** start RECORD EXCERPTS **

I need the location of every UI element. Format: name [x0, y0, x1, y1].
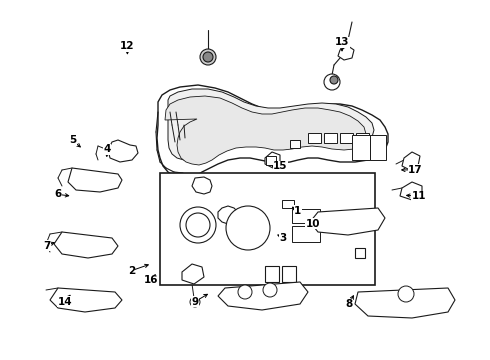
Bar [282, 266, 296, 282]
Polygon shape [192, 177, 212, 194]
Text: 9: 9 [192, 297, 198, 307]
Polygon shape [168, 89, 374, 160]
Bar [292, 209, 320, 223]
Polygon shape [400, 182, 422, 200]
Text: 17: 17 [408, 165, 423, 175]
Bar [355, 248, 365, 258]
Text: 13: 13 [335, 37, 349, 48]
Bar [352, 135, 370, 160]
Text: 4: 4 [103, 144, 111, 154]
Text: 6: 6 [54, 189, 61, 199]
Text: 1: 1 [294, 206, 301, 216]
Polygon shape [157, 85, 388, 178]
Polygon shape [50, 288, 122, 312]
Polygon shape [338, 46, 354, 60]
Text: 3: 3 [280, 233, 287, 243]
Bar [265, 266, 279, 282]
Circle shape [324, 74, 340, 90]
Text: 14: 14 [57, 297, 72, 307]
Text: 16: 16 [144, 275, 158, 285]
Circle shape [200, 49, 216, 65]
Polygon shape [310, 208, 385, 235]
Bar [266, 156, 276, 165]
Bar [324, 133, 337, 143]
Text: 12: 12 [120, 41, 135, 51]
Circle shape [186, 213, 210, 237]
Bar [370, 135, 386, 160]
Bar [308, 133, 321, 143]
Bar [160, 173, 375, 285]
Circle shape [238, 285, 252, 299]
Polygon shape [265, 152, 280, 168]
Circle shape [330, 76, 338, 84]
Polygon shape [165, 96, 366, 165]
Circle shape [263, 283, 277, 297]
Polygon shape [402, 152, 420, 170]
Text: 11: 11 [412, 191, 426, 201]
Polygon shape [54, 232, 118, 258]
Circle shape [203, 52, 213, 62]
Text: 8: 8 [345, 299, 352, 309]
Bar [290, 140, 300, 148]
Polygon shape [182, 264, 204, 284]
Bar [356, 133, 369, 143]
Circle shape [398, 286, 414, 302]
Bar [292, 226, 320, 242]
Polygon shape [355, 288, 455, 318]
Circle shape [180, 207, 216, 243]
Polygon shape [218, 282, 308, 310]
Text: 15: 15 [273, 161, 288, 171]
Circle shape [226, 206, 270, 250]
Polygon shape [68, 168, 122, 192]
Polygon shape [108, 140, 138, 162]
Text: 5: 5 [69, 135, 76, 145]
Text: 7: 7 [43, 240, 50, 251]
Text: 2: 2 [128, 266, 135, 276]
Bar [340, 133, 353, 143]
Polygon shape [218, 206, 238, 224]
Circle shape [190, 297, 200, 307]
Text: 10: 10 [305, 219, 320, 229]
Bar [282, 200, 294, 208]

** end RECORD EXCERPTS **

**THE TASK:** Copy the listing above line for line, with no changes, leaving out the picture.

**RESULT:**
I need the location of every UI element. Format: name [x0, y0, x1, y1].
Bar [282, 266, 296, 282]
Polygon shape [192, 177, 212, 194]
Text: 9: 9 [192, 297, 198, 307]
Polygon shape [168, 89, 374, 160]
Bar [292, 209, 320, 223]
Polygon shape [400, 182, 422, 200]
Text: 17: 17 [408, 165, 423, 175]
Bar [355, 248, 365, 258]
Text: 13: 13 [335, 37, 349, 48]
Bar [352, 135, 370, 160]
Text: 4: 4 [103, 144, 111, 154]
Text: 6: 6 [54, 189, 61, 199]
Text: 1: 1 [294, 206, 301, 216]
Polygon shape [157, 85, 388, 178]
Polygon shape [50, 288, 122, 312]
Polygon shape [338, 46, 354, 60]
Text: 3: 3 [280, 233, 287, 243]
Bar [265, 266, 279, 282]
Circle shape [324, 74, 340, 90]
Text: 14: 14 [57, 297, 72, 307]
Text: 16: 16 [144, 275, 158, 285]
Circle shape [200, 49, 216, 65]
Polygon shape [310, 208, 385, 235]
Bar [266, 156, 276, 165]
Bar [324, 133, 337, 143]
Text: 12: 12 [120, 41, 135, 51]
Circle shape [186, 213, 210, 237]
Bar [370, 135, 386, 160]
Bar [308, 133, 321, 143]
Bar [160, 173, 375, 285]
Circle shape [238, 285, 252, 299]
Polygon shape [265, 152, 280, 168]
Circle shape [330, 76, 338, 84]
Polygon shape [165, 96, 366, 165]
Circle shape [263, 283, 277, 297]
Polygon shape [402, 152, 420, 170]
Text: 11: 11 [412, 191, 426, 201]
Polygon shape [54, 232, 118, 258]
Circle shape [203, 52, 213, 62]
Text: 8: 8 [345, 299, 352, 309]
Bar [290, 140, 300, 148]
Polygon shape [182, 264, 204, 284]
Bar [356, 133, 369, 143]
Circle shape [398, 286, 414, 302]
Bar [292, 226, 320, 242]
Polygon shape [355, 288, 455, 318]
Circle shape [180, 207, 216, 243]
Polygon shape [218, 282, 308, 310]
Text: 15: 15 [273, 161, 288, 171]
Circle shape [226, 206, 270, 250]
Polygon shape [68, 168, 122, 192]
Polygon shape [108, 140, 138, 162]
Text: 5: 5 [69, 135, 76, 145]
Text: 7: 7 [43, 240, 50, 251]
Text: 2: 2 [128, 266, 135, 276]
Bar [340, 133, 353, 143]
Polygon shape [218, 206, 238, 224]
Circle shape [190, 297, 200, 307]
Text: 10: 10 [305, 219, 320, 229]
Bar [282, 200, 294, 208]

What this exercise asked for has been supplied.